(Excerpt from a dataset)
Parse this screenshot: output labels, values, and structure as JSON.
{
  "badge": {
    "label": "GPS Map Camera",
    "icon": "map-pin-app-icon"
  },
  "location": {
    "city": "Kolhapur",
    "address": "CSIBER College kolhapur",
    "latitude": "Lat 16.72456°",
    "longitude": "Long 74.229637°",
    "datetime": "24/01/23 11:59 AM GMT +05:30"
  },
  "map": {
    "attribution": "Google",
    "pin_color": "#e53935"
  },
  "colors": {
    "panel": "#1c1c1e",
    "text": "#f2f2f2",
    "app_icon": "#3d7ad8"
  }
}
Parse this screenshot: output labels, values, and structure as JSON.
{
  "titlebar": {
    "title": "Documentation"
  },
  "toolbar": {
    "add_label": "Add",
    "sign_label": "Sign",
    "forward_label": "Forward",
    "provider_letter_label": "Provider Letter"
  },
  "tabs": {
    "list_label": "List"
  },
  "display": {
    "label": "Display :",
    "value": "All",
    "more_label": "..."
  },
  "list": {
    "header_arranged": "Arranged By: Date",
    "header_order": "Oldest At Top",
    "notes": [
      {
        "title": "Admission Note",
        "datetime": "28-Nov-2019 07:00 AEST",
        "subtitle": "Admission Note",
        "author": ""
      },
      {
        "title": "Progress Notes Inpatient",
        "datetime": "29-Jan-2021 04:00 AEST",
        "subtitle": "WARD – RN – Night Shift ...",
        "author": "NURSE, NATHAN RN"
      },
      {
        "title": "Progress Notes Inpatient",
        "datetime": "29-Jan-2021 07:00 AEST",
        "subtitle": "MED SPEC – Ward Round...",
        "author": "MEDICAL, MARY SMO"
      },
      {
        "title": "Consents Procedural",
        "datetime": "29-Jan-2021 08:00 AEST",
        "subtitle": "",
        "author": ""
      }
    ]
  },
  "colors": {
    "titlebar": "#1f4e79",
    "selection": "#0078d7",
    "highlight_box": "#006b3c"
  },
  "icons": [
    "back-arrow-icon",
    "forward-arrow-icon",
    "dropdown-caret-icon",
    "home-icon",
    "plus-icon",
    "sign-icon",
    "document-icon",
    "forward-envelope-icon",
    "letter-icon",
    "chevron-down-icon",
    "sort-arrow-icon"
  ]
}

→ Description of the task: Quote the listing in full, please, keeping every line exact.

→ Solution for this task:
Parse this screenshot: output labels, values, and structure as JSON.
{
  "badge": {
    "label": "GPS Map Camera",
    "icon": "map-pin-app-icon"
  },
  "location": {
    "city": "Kolhapur",
    "address": "CSIBER College kolhapur",
    "latitude": "Lat 16.72456°",
    "longitude": "Long 74.229637°",
    "datetime": "24/01/23 11:59 AM GMT +05:30"
  },
  "map": {
    "attribution": "Google",
    "pin_color": "#e53935"
  },
  "colors": {
    "panel": "#1c1c1e",
    "text": "#f2f2f2",
    "app_icon": "#3d7ad8"
  }
}
Parse this screenshot: output labels, values, and structure as JSON.
{
  "titlebar": {
    "title": "Documentation"
  },
  "toolbar": {
    "add_label": "Add",
    "sign_label": "Sign",
    "forward_label": "Forward",
    "provider_letter_label": "Provider Letter"
  },
  "tabs": {
    "list_label": "List"
  },
  "display": {
    "label": "Display :",
    "value": "All",
    "more_label": "..."
  },
  "list": {
    "header_arranged": "Arranged By: Date",
    "header_order": "Oldest At Top",
    "notes": [
      {
        "title": "Admission Note",
        "datetime": "28-Nov-2019 07:00 AEST",
        "subtitle": "Admission Note",
        "author": ""
      },
      {
        "title": "Progress Notes Inpatient",
        "datetime": "29-Jan-2021 04:00 AEST",
        "subtitle": "WARD – RN – Night Shift ...",
        "author": "NURSE, NATHAN RN"
      },
      {
        "title": "Progress Notes Inpatient",
        "datetime": "29-Jan-2021 07:00 AEST",
        "subtitle": "MED SPEC – Ward Round...",
        "author": "MEDICAL, MARY SMO"
      },
      {
        "title": "Consents Procedural",
        "datetime": "29-Jan-2021 08:00 AEST",
        "subtitle": "",
        "author": ""
      }
    ]
  },
  "colors": {
    "titlebar": "#1f4e79",
    "selection": "#0078d7",
    "highlight_box": "#006b3c"
  },
  "icons": [
    "back-arrow-icon",
    "forward-arrow-icon",
    "dropdown-caret-icon",
    "home-icon",
    "plus-icon",
    "sign-icon",
    "document-icon",
    "forward-envelope-icon",
    "letter-icon",
    "chevron-down-icon",
    "sort-arrow-icon"
  ]
}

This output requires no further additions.